Dataset records:
:::

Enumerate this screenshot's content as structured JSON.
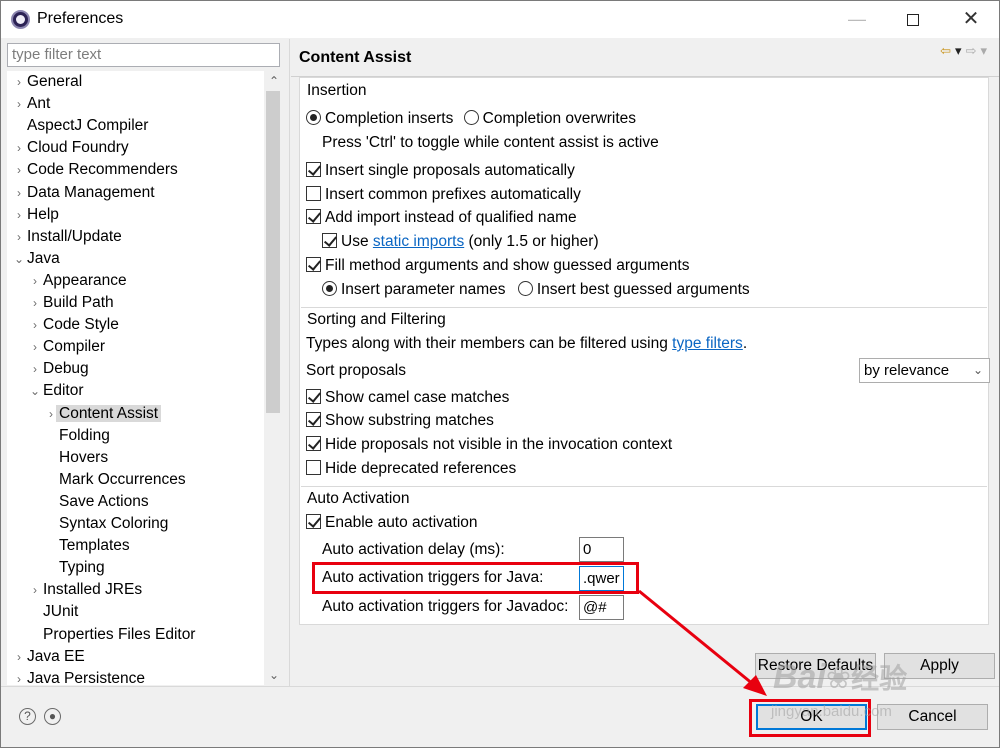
{
  "window": {
    "title": "Preferences"
  },
  "left": {
    "filter_placeholder": "type filter text",
    "tree": [
      {
        "label": "General",
        "twisty": "›"
      },
      {
        "label": "Ant",
        "twisty": "›"
      },
      {
        "label": "AspectJ Compiler",
        "twisty": ""
      },
      {
        "label": "Cloud Foundry",
        "twisty": "›"
      },
      {
        "label": "Code Recommenders",
        "twisty": "›"
      },
      {
        "label": "Data Management",
        "twisty": "›"
      },
      {
        "label": "Help",
        "twisty": "›"
      },
      {
        "label": "Install/Update",
        "twisty": "›"
      },
      {
        "label": "Java",
        "twisty": "⌄"
      },
      {
        "label": "Appearance",
        "twisty": "›"
      },
      {
        "label": "Build Path",
        "twisty": "›"
      },
      {
        "label": "Code Style",
        "twisty": "›"
      },
      {
        "label": "Compiler",
        "twisty": "›"
      },
      {
        "label": "Debug",
        "twisty": "›"
      },
      {
        "label": "Editor",
        "twisty": "⌄"
      },
      {
        "label": "Content Assist",
        "twisty": "›"
      },
      {
        "label": "Folding",
        "twisty": ""
      },
      {
        "label": "Hovers",
        "twisty": ""
      },
      {
        "label": "Mark Occurrences",
        "twisty": ""
      },
      {
        "label": "Save Actions",
        "twisty": ""
      },
      {
        "label": "Syntax Coloring",
        "twisty": ""
      },
      {
        "label": "Templates",
        "twisty": ""
      },
      {
        "label": "Typing",
        "twisty": ""
      },
      {
        "label": "Installed JREs",
        "twisty": "›"
      },
      {
        "label": "JUnit",
        "twisty": ""
      },
      {
        "label": "Properties Files Editor",
        "twisty": ""
      },
      {
        "label": "Java EE",
        "twisty": "›"
      },
      {
        "label": "Java Persistence",
        "twisty": "›"
      }
    ]
  },
  "page": {
    "title": "Content Assist",
    "insertion": {
      "title": "Insertion",
      "completion_inserts": "Completion inserts",
      "completion_overwrites": "Completion overwrites",
      "toggle_hint": "Press 'Ctrl' to toggle while content assist is active",
      "single_proposals": "Insert single proposals automatically",
      "common_prefixes": "Insert common prefixes automatically",
      "add_import": "Add import instead of qualified name",
      "use": "Use",
      "static_imports": "static imports",
      "only_15": "(only 1.5 or higher)",
      "fill_args": "Fill method arguments and show guessed arguments",
      "param_names": "Insert parameter names",
      "best_guessed": "Insert best guessed arguments"
    },
    "sorting": {
      "title": "Sorting and Filtering",
      "types_text": "Types along with their members can be filtered using",
      "type_filters": "type filters",
      "period": ".",
      "sort_label": "Sort proposals",
      "sort_value": "by relevance",
      "camel_case": "Show camel case matches",
      "substring": "Show substring matches",
      "hide_not_visible": "Hide proposals not visible in the invocation context",
      "hide_deprecated": "Hide deprecated references"
    },
    "auto": {
      "title": "Auto Activation",
      "enable": "Enable auto activation",
      "delay_label": "Auto activation delay (ms):",
      "delay_value": "0",
      "java_label": "Auto activation triggers for Java:",
      "java_value": ".qwer",
      "javadoc_label": "Auto activation triggers for Javadoc:",
      "javadoc_value": "@#"
    },
    "restore_defaults": "Restore Defaults",
    "apply": "Apply"
  },
  "footer": {
    "ok": "OK",
    "cancel": "Cancel"
  },
  "watermark": {
    "brand": "Bai",
    "cn": "经验",
    "url": "jingyan.baidu.com"
  },
  "colors": {
    "annotation": "#e8000f",
    "link": "#0b66c3",
    "focus": "#0078d7"
  },
  "icons": [
    "help-icon",
    "record-icon",
    "back-arrow-icon",
    "forward-arrow-icon",
    "chevron-down-icon"
  ]
}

:::

-- What to do --
Repeat the data exactly, excluding the pictures.

-- Solution for this task --
Enumerate this screenshot's content as structured JSON.
{
  "window": {
    "title": "Preferences"
  },
  "left": {
    "filter_placeholder": "type filter text",
    "tree": [
      {
        "label": "General",
        "twisty": "›"
      },
      {
        "label": "Ant",
        "twisty": "›"
      },
      {
        "label": "AspectJ Compiler",
        "twisty": ""
      },
      {
        "label": "Cloud Foundry",
        "twisty": "›"
      },
      {
        "label": "Code Recommenders",
        "twisty": "›"
      },
      {
        "label": "Data Management",
        "twisty": "›"
      },
      {
        "label": "Help",
        "twisty": "›"
      },
      {
        "label": "Install/Update",
        "twisty": "›"
      },
      {
        "label": "Java",
        "twisty": "⌄"
      },
      {
        "label": "Appearance",
        "twisty": "›"
      },
      {
        "label": "Build Path",
        "twisty": "›"
      },
      {
        "label": "Code Style",
        "twisty": "›"
      },
      {
        "label": "Compiler",
        "twisty": "›"
      },
      {
        "label": "Debug",
        "twisty": "›"
      },
      {
        "label": "Editor",
        "twisty": "⌄"
      },
      {
        "label": "Content Assist",
        "twisty": "›"
      },
      {
        "label": "Folding",
        "twisty": ""
      },
      {
        "label": "Hovers",
        "twisty": ""
      },
      {
        "label": "Mark Occurrences",
        "twisty": ""
      },
      {
        "label": "Save Actions",
        "twisty": ""
      },
      {
        "label": "Syntax Coloring",
        "twisty": ""
      },
      {
        "label": "Templates",
        "twisty": ""
      },
      {
        "label": "Typing",
        "twisty": ""
      },
      {
        "label": "Installed JREs",
        "twisty": "›"
      },
      {
        "label": "JUnit",
        "twisty": ""
      },
      {
        "label": "Properties Files Editor",
        "twisty": ""
      },
      {
        "label": "Java EE",
        "twisty": "›"
      },
      {
        "label": "Java Persistence",
        "twisty": "›"
      }
    ]
  },
  "page": {
    "title": "Content Assist",
    "insertion": {
      "title": "Insertion",
      "completion_inserts": "Completion inserts",
      "completion_overwrites": "Completion overwrites",
      "toggle_hint": "Press 'Ctrl' to toggle while content assist is active",
      "single_proposals": "Insert single proposals automatically",
      "common_prefixes": "Insert common prefixes automatically",
      "add_import": "Add import instead of qualified name",
      "use": "Use",
      "static_imports": "static imports",
      "only_15": "(only 1.5 or higher)",
      "fill_args": "Fill method arguments and show guessed arguments",
      "param_names": "Insert parameter names",
      "best_guessed": "Insert best guessed arguments"
    },
    "sorting": {
      "title": "Sorting and Filtering",
      "types_text": "Types along with their members can be filtered using",
      "type_filters": "type filters",
      "period": ".",
      "sort_label": "Sort proposals",
      "sort_value": "by relevance",
      "camel_case": "Show camel case matches",
      "substring": "Show substring matches",
      "hide_not_visible": "Hide proposals not visible in the invocation context",
      "hide_deprecated": "Hide deprecated references"
    },
    "auto": {
      "title": "Auto Activation",
      "enable": "Enable auto activation",
      "delay_label": "Auto activation delay (ms):",
      "delay_value": "0",
      "java_label": "Auto activation triggers for Java:",
      "java_value": ".qwer",
      "javadoc_label": "Auto activation triggers for Javadoc:",
      "javadoc_value": "@#"
    },
    "restore_defaults": "Restore Defaults",
    "apply": "Apply"
  },
  "footer": {
    "ok": "OK",
    "cancel": "Cancel"
  },
  "watermark": {
    "brand": "Bai",
    "cn": "经验",
    "url": "jingyan.baidu.com"
  },
  "colors": {
    "annotation": "#e8000f",
    "link": "#0b66c3",
    "focus": "#0078d7"
  },
  "icons": [
    "help-icon",
    "record-icon",
    "back-arrow-icon",
    "forward-arrow-icon",
    "chevron-down-icon"
  ]
}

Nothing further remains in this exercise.